Task brief → Retype all of the entries word for word.

----

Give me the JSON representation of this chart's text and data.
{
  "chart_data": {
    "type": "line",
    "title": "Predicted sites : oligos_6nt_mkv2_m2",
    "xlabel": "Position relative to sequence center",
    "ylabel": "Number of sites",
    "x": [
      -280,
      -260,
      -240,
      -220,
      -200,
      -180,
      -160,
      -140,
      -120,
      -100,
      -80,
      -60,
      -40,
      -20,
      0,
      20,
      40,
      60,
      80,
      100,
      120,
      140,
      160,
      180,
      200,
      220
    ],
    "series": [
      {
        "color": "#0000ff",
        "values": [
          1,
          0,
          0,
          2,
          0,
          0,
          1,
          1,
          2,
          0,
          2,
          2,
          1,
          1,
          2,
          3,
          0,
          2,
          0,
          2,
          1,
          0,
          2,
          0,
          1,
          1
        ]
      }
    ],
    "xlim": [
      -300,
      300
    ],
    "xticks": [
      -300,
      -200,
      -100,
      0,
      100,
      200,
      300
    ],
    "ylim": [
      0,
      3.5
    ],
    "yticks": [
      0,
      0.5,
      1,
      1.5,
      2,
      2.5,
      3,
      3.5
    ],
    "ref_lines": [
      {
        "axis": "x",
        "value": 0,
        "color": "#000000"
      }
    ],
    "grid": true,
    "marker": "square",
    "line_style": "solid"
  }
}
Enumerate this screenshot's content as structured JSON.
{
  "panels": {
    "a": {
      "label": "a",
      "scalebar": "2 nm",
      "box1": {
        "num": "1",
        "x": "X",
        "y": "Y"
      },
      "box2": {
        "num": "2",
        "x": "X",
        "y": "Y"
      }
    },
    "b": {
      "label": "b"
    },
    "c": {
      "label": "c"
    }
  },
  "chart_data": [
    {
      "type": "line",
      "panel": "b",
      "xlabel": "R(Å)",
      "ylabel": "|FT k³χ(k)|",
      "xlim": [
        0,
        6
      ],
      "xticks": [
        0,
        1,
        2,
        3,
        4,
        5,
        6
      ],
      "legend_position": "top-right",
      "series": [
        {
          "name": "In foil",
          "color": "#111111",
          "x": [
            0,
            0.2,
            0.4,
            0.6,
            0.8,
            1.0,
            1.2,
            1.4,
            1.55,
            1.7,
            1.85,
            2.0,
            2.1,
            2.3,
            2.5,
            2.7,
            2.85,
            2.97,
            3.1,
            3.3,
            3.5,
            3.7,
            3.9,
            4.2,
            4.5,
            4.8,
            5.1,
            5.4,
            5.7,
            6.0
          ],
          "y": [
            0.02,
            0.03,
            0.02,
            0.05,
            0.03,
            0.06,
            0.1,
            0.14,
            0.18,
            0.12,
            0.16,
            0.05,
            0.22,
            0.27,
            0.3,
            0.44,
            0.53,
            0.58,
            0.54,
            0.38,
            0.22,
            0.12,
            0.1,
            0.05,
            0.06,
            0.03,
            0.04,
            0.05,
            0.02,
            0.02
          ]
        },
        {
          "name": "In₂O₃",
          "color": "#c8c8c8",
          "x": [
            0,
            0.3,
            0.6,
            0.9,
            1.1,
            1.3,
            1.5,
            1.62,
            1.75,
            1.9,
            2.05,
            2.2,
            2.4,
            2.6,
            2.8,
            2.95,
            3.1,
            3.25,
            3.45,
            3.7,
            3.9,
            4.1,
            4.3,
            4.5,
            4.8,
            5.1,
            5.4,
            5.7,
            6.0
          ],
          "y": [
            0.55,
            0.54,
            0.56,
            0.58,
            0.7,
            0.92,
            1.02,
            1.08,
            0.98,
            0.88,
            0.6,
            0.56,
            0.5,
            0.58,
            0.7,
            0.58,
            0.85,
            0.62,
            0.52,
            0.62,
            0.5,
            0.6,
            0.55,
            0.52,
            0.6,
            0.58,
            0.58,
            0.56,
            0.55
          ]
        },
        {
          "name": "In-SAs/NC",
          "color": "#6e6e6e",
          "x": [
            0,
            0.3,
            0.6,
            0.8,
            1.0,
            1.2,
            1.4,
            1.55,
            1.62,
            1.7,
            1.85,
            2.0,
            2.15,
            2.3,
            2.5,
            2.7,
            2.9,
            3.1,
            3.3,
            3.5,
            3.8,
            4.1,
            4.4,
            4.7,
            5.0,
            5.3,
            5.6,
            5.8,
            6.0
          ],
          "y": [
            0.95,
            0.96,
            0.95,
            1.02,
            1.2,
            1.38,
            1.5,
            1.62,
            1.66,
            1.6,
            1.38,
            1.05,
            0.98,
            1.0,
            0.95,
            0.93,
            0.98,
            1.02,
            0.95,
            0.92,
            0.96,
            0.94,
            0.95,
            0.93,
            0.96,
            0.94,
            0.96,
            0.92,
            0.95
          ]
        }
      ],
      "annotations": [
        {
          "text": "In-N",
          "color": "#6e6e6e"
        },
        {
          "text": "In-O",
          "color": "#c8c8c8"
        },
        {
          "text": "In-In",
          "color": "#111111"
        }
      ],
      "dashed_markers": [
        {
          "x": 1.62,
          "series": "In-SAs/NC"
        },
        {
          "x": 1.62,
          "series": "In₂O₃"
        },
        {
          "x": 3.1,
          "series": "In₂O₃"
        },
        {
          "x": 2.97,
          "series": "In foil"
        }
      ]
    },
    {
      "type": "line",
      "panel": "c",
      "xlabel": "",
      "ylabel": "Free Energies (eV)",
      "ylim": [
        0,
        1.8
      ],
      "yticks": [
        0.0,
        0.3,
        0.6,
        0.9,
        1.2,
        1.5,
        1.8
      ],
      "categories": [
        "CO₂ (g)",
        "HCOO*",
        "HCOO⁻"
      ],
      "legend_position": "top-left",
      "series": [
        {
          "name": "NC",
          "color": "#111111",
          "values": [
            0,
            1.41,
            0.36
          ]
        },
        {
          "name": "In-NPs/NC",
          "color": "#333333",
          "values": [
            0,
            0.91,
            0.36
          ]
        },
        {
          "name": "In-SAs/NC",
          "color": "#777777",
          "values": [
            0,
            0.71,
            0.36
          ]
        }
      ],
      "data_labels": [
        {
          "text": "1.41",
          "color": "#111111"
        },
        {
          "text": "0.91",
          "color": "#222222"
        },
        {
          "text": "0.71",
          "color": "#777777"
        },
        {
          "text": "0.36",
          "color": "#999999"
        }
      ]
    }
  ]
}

----

Written solution →
Give me the JSON representation of this chart's text and data.
{
  "chart_data": {
    "type": "line",
    "title": "Predicted sites : oligos_6nt_mkv2_m2",
    "xlabel": "Position relative to sequence center",
    "ylabel": "Number of sites",
    "x": [
      -280,
      -260,
      -240,
      -220,
      -200,
      -180,
      -160,
      -140,
      -120,
      -100,
      -80,
      -60,
      -40,
      -20,
      0,
      20,
      40,
      60,
      80,
      100,
      120,
      140,
      160,
      180,
      200,
      220
    ],
    "series": [
      {
        "color": "#0000ff",
        "values": [
          1,
          0,
          0,
          2,
          0,
          0,
          1,
          1,
          2,
          0,
          2,
          2,
          1,
          1,
          2,
          3,
          0,
          2,
          0,
          2,
          1,
          0,
          2,
          0,
          1,
          1
        ]
      }
    ],
    "xlim": [
      -300,
      300
    ],
    "xticks": [
      -300,
      -200,
      -100,
      0,
      100,
      200,
      300
    ],
    "ylim": [
      0,
      3.5
    ],
    "yticks": [
      0,
      0.5,
      1,
      1.5,
      2,
      2.5,
      3,
      3.5
    ],
    "ref_lines": [
      {
        "axis": "x",
        "value": 0,
        "color": "#000000"
      }
    ],
    "grid": true,
    "marker": "square",
    "line_style": "solid"
  }
}
Enumerate this screenshot's content as structured JSON.
{
  "panels": {
    "a": {
      "label": "a",
      "scalebar": "2 nm",
      "box1": {
        "num": "1",
        "x": "X",
        "y": "Y"
      },
      "box2": {
        "num": "2",
        "x": "X",
        "y": "Y"
      }
    },
    "b": {
      "label": "b"
    },
    "c": {
      "label": "c"
    }
  },
  "chart_data": [
    {
      "type": "line",
      "panel": "b",
      "xlabel": "R(Å)",
      "ylabel": "|FT k³χ(k)|",
      "xlim": [
        0,
        6
      ],
      "xticks": [
        0,
        1,
        2,
        3,
        4,
        5,
        6
      ],
      "legend_position": "top-right",
      "series": [
        {
          "name": "In foil",
          "color": "#111111",
          "x": [
            0,
            0.2,
            0.4,
            0.6,
            0.8,
            1.0,
            1.2,
            1.4,
            1.55,
            1.7,
            1.85,
            2.0,
            2.1,
            2.3,
            2.5,
            2.7,
            2.85,
            2.97,
            3.1,
            3.3,
            3.5,
            3.7,
            3.9,
            4.2,
            4.5,
            4.8,
            5.1,
            5.4,
            5.7,
            6.0
          ],
          "y": [
            0.02,
            0.03,
            0.02,
            0.05,
            0.03,
            0.06,
            0.1,
            0.14,
            0.18,
            0.12,
            0.16,
            0.05,
            0.22,
            0.27,
            0.3,
            0.44,
            0.53,
            0.58,
            0.54,
            0.38,
            0.22,
            0.12,
            0.1,
            0.05,
            0.06,
            0.03,
            0.04,
            0.05,
            0.02,
            0.02
          ]
        },
        {
          "name": "In₂O₃",
          "color": "#c8c8c8",
          "x": [
            0,
            0.3,
            0.6,
            0.9,
            1.1,
            1.3,
            1.5,
            1.62,
            1.75,
            1.9,
            2.05,
            2.2,
            2.4,
            2.6,
            2.8,
            2.95,
            3.1,
            3.25,
            3.45,
            3.7,
            3.9,
            4.1,
            4.3,
            4.5,
            4.8,
            5.1,
            5.4,
            5.7,
            6.0
          ],
          "y": [
            0.55,
            0.54,
            0.56,
            0.58,
            0.7,
            0.92,
            1.02,
            1.08,
            0.98,
            0.88,
            0.6,
            0.56,
            0.5,
            0.58,
            0.7,
            0.58,
            0.85,
            0.62,
            0.52,
            0.62,
            0.5,
            0.6,
            0.55,
            0.52,
            0.6,
            0.58,
            0.58,
            0.56,
            0.55
          ]
        },
        {
          "name": "In-SAs/NC",
          "color": "#6e6e6e",
          "x": [
            0,
            0.3,
            0.6,
            0.8,
            1.0,
            1.2,
            1.4,
            1.55,
            1.62,
            1.7,
            1.85,
            2.0,
            2.15,
            2.3,
            2.5,
            2.7,
            2.9,
            3.1,
            3.3,
            3.5,
            3.8,
            4.1,
            4.4,
            4.7,
            5.0,
            5.3,
            5.6,
            5.8,
            6.0
          ],
          "y": [
            0.95,
            0.96,
            0.95,
            1.02,
            1.2,
            1.38,
            1.5,
            1.62,
            1.66,
            1.6,
            1.38,
            1.05,
            0.98,
            1.0,
            0.95,
            0.93,
            0.98,
            1.02,
            0.95,
            0.92,
            0.96,
            0.94,
            0.95,
            0.93,
            0.96,
            0.94,
            0.96,
            0.92,
            0.95
          ]
        }
      ],
      "annotations": [
        {
          "text": "In-N",
          "color": "#6e6e6e"
        },
        {
          "text": "In-O",
          "color": "#c8c8c8"
        },
        {
          "text": "In-In",
          "color": "#111111"
        }
      ],
      "dashed_markers": [
        {
          "x": 1.62,
          "series": "In-SAs/NC"
        },
        {
          "x": 1.62,
          "series": "In₂O₃"
        },
        {
          "x": 3.1,
          "series": "In₂O₃"
        },
        {
          "x": 2.97,
          "series": "In foil"
        }
      ]
    },
    {
      "type": "line",
      "panel": "c",
      "xlabel": "",
      "ylabel": "Free Energies (eV)",
      "ylim": [
        0,
        1.8
      ],
      "yticks": [
        0.0,
        0.3,
        0.6,
        0.9,
        1.2,
        1.5,
        1.8
      ],
      "categories": [
        "CO₂ (g)",
        "HCOO*",
        "HCOO⁻"
      ],
      "legend_position": "top-left",
      "series": [
        {
          "name": "NC",
          "color": "#111111",
          "values": [
            0,
            1.41,
            0.36
          ]
        },
        {
          "name": "In-NPs/NC",
          "color": "#333333",
          "values": [
            0,
            0.91,
            0.36
          ]
        },
        {
          "name": "In-SAs/NC",
          "color": "#777777",
          "values": [
            0,
            0.71,
            0.36
          ]
        }
      ],
      "data_labels": [
        {
          "text": "1.41",
          "color": "#111111"
        },
        {
          "text": "0.91",
          "color": "#222222"
        },
        {
          "text": "0.71",
          "color": "#777777"
        },
        {
          "text": "0.36",
          "color": "#999999"
        }
      ]
    }
  ]
}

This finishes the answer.